→ Exercise prompt
Copy out the listing that follows exactly, dropping every picture.
***** Records *****
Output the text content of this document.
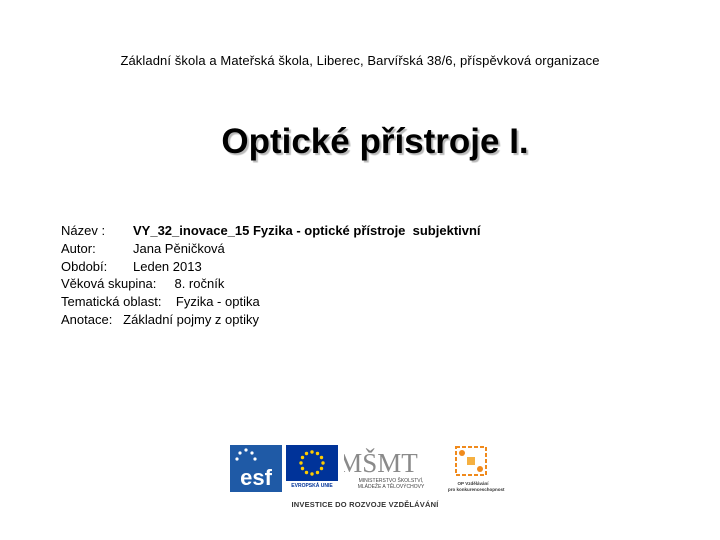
Základní škola a Mateřská škola, Liberec, Barvířská 38/6, příspěvková organizace
Optické přístroje I.
Název : VY_32_inovace_15 Fyzika - optické přístroje  subjektivní
Autor:	Jana Pěničková
Období: Leden 2013
Věková skupina: 8. ročník
Tematická oblast: Fyzika - optika
Anotace: Základní pojmy z optiky
esf	EVROPSKÁ UNIE
MŠMT
MINISTERSTVO ŠKOLSTVÍ,
MLÁDEŽE A TĚLOVÝCHOVY
OP Vzdělávání
pro konkurenceschopnost
INVESTICE DO ROZVOJE VZDĚLÁVÁNÍ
*****
→ Exercise output
Output the text content of this document.
Základní škola a Mateřská škola, Liberec, Barvířská 38/6, příspěvková organizace
Optické přístroje I.
Název : VY_32_inovace_15 Fyzika - optické přístroje  subjektivní
Autor:	Jana Pěničková
Období: Leden 2013
Věková skupina: 8. ročník
Tematická oblast: Fyzika - optika
Anotace: Základní pojmy z optiky
esf	EVROPSKÁ UNIE
MŠMT
MINISTERSTVO ŠKOLSTVÍ,
MLÁDEŽE A TĚLOVÝCHOVY
OP Vzdělávání
pro konkurenceschopnost
INVESTICE DO ROZVOJE VZDĚLÁVÁNÍ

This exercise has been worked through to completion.